REQUIREMENT
Summarize the page on the model arbitrage method below in two sentences.

TEXT SEGMENT

LLM Arbitrage Method: Synthesizing 4 Different AI Models
The Model Arbitrage Method
When researching complex topics, different LLM providers have different strengths. Instead of relying on a single model, you can use a “model arbitrage” approach to get comprehensive, multi-perspective coverage.
Step 1: Ask Your Research Question to 4 Different Providers
Query each of these models with your research question:
- Grok – for real-time X insights and social commentary
- Perplexity – finds sources and references others miss
- ChatGPT – comprehensive coverage and detailed explanations
- Claude – best overall quality and nuanced analysis
Step 2: Analyze the Differences
Each model gives you different angles, sources, and uncovers blind spots the others might have missed. You get:
- Multiple perspectives on the same problem
- Different source compilations
- Unique insights from each model’s training and capabilities
Step 3: Synthesize Into One Definitive Report
Feed all 4 responses into a quality reasoning model (Claude Sonnet/Opus or GPT-5) with this prompt:
“Synthesize these 4 research outputs into one definitive report.”
The Result
4x the perspectives, sources, and insights combined into a single, high-quality synthesis. This approach is particularly effective for:
- Complex research topics
- Emerging fields where sources are scattered
- Topics where multiple viewpoints matter
- Situations where you need comprehensive coverage
This method trades a small amount of time (querying 4 models) for significantly deeper, more thorough research output.

INFORMATION PROVIDED

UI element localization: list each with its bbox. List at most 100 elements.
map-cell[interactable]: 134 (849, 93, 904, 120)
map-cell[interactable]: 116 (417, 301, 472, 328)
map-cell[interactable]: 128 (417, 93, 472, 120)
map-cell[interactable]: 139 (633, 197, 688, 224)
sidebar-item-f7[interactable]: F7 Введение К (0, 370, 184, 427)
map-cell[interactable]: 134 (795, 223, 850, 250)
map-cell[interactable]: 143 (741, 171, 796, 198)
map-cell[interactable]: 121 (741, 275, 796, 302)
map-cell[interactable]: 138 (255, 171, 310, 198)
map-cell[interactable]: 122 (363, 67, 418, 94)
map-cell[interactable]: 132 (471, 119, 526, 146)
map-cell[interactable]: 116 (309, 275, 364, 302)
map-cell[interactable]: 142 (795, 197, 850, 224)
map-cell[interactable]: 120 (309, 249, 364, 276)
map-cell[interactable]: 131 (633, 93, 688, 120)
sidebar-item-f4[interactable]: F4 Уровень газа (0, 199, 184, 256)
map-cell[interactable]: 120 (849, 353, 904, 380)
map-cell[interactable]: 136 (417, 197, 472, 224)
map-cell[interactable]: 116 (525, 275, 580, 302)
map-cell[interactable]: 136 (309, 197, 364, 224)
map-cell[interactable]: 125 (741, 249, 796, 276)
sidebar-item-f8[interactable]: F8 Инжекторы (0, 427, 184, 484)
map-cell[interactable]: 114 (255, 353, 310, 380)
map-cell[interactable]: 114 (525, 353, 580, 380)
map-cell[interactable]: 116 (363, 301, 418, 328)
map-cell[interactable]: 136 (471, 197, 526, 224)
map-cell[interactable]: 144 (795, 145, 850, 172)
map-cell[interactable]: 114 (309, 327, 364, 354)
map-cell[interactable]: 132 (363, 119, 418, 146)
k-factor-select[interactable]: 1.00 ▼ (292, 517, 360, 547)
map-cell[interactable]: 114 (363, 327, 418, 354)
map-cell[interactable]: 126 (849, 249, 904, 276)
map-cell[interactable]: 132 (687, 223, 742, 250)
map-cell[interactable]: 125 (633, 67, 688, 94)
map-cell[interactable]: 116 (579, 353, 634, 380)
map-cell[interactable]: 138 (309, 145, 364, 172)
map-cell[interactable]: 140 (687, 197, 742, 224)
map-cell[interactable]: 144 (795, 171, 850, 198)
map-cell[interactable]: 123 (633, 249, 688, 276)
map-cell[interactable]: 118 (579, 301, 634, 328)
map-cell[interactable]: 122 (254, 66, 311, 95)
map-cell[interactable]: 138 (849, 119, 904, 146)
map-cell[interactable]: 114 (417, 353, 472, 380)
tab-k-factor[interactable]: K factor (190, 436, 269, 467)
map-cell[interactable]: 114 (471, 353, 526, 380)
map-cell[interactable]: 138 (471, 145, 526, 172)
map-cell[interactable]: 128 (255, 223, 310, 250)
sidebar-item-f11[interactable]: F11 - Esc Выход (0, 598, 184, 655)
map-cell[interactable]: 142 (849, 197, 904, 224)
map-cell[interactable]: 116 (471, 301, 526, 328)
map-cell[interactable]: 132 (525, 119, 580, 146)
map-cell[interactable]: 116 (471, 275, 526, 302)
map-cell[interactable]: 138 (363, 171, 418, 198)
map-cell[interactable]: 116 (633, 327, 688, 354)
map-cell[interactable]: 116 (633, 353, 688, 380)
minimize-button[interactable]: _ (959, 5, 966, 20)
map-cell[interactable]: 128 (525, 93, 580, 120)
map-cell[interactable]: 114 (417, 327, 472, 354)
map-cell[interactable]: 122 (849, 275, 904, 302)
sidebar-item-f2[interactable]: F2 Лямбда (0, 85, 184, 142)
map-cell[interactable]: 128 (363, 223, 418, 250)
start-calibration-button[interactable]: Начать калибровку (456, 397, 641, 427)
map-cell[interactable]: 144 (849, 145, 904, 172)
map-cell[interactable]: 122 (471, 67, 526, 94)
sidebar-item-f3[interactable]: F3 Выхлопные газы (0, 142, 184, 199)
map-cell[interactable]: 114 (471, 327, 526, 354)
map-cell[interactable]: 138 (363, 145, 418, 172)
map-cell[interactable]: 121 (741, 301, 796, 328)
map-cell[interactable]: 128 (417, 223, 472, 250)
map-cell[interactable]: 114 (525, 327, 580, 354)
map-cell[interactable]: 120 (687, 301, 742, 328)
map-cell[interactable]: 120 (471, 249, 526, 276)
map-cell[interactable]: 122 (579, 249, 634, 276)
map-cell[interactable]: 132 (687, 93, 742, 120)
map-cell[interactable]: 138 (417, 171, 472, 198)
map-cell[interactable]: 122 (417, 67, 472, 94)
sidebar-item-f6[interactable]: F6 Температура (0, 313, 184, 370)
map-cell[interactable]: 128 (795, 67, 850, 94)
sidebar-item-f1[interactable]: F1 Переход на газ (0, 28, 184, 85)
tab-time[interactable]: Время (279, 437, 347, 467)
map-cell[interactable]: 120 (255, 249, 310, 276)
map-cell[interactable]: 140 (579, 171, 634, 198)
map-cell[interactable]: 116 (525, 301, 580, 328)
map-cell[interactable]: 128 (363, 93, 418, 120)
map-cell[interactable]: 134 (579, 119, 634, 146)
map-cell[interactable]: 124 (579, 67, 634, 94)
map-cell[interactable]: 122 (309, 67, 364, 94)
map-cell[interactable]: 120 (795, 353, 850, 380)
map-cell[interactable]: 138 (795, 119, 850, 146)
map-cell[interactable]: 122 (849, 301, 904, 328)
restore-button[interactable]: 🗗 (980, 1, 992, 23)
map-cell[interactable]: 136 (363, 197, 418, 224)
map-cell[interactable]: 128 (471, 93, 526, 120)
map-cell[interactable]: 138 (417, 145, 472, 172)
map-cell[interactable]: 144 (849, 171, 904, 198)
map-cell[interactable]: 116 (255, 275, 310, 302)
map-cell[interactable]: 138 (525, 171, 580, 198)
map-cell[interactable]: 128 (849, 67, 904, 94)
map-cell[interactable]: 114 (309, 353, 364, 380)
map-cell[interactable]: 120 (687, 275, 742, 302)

COMPLETED EXERCISE
The model arbitrage method has you ask the same research question to Grok, Perplexity, ChatGPT, and Claude, since each offers different strengths, angles, and sources. You then feed all four responses into a quality reasoning model such as Claude Sonnet/Opus or GPT-5 to synthesize one definitive report, trading a small amount of time for significantly deeper research, especially on complex or scattered topics.